++++ INFORMATION PROVIDED

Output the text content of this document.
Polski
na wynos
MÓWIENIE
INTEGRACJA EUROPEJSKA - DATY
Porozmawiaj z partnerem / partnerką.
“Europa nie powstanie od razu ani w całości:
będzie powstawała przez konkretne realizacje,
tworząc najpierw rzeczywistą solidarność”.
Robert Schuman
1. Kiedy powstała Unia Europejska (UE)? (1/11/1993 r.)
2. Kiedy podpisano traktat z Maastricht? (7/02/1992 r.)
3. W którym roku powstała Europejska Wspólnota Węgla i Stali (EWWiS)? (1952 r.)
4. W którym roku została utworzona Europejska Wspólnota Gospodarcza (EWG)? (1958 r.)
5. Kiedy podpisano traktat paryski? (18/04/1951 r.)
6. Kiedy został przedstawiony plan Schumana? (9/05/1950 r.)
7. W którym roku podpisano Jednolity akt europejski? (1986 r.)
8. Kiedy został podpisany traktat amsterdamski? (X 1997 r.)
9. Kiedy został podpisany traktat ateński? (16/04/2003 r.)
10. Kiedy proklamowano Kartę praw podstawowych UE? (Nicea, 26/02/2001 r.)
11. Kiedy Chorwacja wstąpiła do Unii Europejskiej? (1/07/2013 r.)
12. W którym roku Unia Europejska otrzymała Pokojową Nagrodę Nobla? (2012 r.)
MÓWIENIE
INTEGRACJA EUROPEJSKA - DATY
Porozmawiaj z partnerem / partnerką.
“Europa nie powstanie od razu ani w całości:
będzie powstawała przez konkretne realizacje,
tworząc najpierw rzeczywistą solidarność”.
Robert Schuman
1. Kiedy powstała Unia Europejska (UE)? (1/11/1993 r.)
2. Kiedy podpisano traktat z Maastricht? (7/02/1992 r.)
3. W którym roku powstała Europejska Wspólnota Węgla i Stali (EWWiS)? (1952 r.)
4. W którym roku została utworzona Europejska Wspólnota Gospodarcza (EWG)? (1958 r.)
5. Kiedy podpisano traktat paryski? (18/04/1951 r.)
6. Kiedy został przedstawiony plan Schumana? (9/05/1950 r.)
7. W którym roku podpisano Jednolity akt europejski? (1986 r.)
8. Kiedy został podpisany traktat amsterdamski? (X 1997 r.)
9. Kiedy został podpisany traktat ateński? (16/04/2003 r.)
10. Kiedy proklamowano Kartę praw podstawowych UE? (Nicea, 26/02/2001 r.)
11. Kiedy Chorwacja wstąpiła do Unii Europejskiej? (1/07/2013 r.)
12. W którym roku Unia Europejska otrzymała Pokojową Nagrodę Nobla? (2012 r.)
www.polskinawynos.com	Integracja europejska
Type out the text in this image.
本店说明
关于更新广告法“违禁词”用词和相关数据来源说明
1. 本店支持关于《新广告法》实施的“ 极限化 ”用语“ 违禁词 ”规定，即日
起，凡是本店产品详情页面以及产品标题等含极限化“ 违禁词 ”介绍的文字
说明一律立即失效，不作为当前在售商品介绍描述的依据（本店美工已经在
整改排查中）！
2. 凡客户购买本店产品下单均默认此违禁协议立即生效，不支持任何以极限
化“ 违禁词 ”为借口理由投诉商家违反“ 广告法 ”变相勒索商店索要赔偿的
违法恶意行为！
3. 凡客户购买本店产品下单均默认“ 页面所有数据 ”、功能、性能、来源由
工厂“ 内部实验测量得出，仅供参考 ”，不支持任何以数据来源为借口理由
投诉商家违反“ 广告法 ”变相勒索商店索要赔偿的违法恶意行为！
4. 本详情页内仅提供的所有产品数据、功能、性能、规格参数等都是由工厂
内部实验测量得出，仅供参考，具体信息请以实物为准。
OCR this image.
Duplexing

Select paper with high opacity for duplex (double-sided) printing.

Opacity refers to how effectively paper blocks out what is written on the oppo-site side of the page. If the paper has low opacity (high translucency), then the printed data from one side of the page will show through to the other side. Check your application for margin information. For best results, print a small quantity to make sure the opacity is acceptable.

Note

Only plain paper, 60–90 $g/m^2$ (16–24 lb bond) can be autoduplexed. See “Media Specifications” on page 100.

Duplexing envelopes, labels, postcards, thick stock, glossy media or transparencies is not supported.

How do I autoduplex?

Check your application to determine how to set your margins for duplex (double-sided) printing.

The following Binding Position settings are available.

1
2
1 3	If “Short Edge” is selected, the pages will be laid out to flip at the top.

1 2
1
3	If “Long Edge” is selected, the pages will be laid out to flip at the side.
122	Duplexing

++++++++

### TASK STATEMENT
Transcribe the data above in full, exactly.

### EXERCISE SOLUTION
Output the text content of this document.
Polski
na wynos
MÓWIENIE
INTEGRACJA EUROPEJSKA - DATY
Porozmawiaj z partnerem / partnerką.
“Europa nie powstanie od razu ani w całości:
będzie powstawała przez konkretne realizacje,
tworząc najpierw rzeczywistą solidarność”.
Robert Schuman
1. Kiedy powstała Unia Europejska (UE)? (1/11/1993 r.)
2. Kiedy podpisano traktat z Maastricht? (7/02/1992 r.)
3. W którym roku powstała Europejska Wspólnota Węgla i Stali (EWWiS)? (1952 r.)
4. W którym roku została utworzona Europejska Wspólnota Gospodarcza (EWG)? (1958 r.)
5. Kiedy podpisano traktat paryski? (18/04/1951 r.)
6. Kiedy został przedstawiony plan Schumana? (9/05/1950 r.)
7. W którym roku podpisano Jednolity akt europejski? (1986 r.)
8. Kiedy został podpisany traktat amsterdamski? (X 1997 r.)
9. Kiedy został podpisany traktat ateński? (16/04/2003 r.)
10. Kiedy proklamowano Kartę praw podstawowych UE? (Nicea, 26/02/2001 r.)
11. Kiedy Chorwacja wstąpiła do Unii Europejskiej? (1/07/2013 r.)
12. W którym roku Unia Europejska otrzymała Pokojową Nagrodę Nobla? (2012 r.)
MÓWIENIE
INTEGRACJA EUROPEJSKA - DATY
Porozmawiaj z partnerem / partnerką.
“Europa nie powstanie od razu ani w całości:
będzie powstawała przez konkretne realizacje,
tworząc najpierw rzeczywistą solidarność”.
Robert Schuman
1. Kiedy powstała Unia Europejska (UE)? (1/11/1993 r.)
2. Kiedy podpisano traktat z Maastricht? (7/02/1992 r.)
3. W którym roku powstała Europejska Wspólnota Węgla i Stali (EWWiS)? (1952 r.)
4. W którym roku została utworzona Europejska Wspólnota Gospodarcza (EWG)? (1958 r.)
5. Kiedy podpisano traktat paryski? (18/04/1951 r.)
6. Kiedy został przedstawiony plan Schumana? (9/05/1950 r.)
7. W którym roku podpisano Jednolity akt europejski? (1986 r.)
8. Kiedy został podpisany traktat amsterdamski? (X 1997 r.)
9. Kiedy został podpisany traktat ateński? (16/04/2003 r.)
10. Kiedy proklamowano Kartę praw podstawowych UE? (Nicea, 26/02/2001 r.)
11. Kiedy Chorwacja wstąpiła do Unii Europejskiej? (1/07/2013 r.)
12. W którym roku Unia Europejska otrzymała Pokojową Nagrodę Nobla? (2012 r.)
www.polskinawynos.com	Integracja europejska
Type out the text in this image.
本店说明
关于更新广告法“违禁词”用词和相关数据来源说明
1. 本店支持关于《新广告法》实施的“ 极限化 ”用语“ 违禁词 ”规定，即日
起，凡是本店产品详情页面以及产品标题等含极限化“ 违禁词 ”介绍的文字
说明一律立即失效，不作为当前在售商品介绍描述的依据（本店美工已经在
整改排查中）！
2. 凡客户购买本店产品下单均默认此违禁协议立即生效，不支持任何以极限
化“ 违禁词 ”为借口理由投诉商家违反“ 广告法 ”变相勒索商店索要赔偿的
违法恶意行为！
3. 凡客户购买本店产品下单均默认“ 页面所有数据 ”、功能、性能、来源由
工厂“ 内部实验测量得出，仅供参考 ”，不支持任何以数据来源为借口理由
投诉商家违反“ 广告法 ”变相勒索商店索要赔偿的违法恶意行为！
4. 本详情页内仅提供的所有产品数据、功能、性能、规格参数等都是由工厂
内部实验测量得出，仅供参考，具体信息请以实物为准。
OCR this image.
Duplexing

Select paper with high opacity for duplex (double-sided) printing.

Opacity refers to how effectively paper blocks out what is written on the oppo-site side of the page. If the paper has low opacity (high translucency), then the printed data from one side of the page will show through to the other side. Check your application for margin information. For best results, print a small quantity to make sure the opacity is acceptable.

Note

Only plain paper, 60–90 $g/m^2$ (16–24 lb bond) can be autoduplexed. See “Media Specifications” on page 100.

Duplexing envelopes, labels, postcards, thick stock, glossy media or transparencies is not supported.

How do I autoduplex?

Check your application to determine how to set your margins for duplex (double-sided) printing.

The following Binding Position settings are available.

1
2
1 3	If “Short Edge” is selected, the pages will be laid out to flip at the top.

1 2
1
3	If “Long Edge” is selected, the pages will be laid out to flip at the side.
122	Duplexing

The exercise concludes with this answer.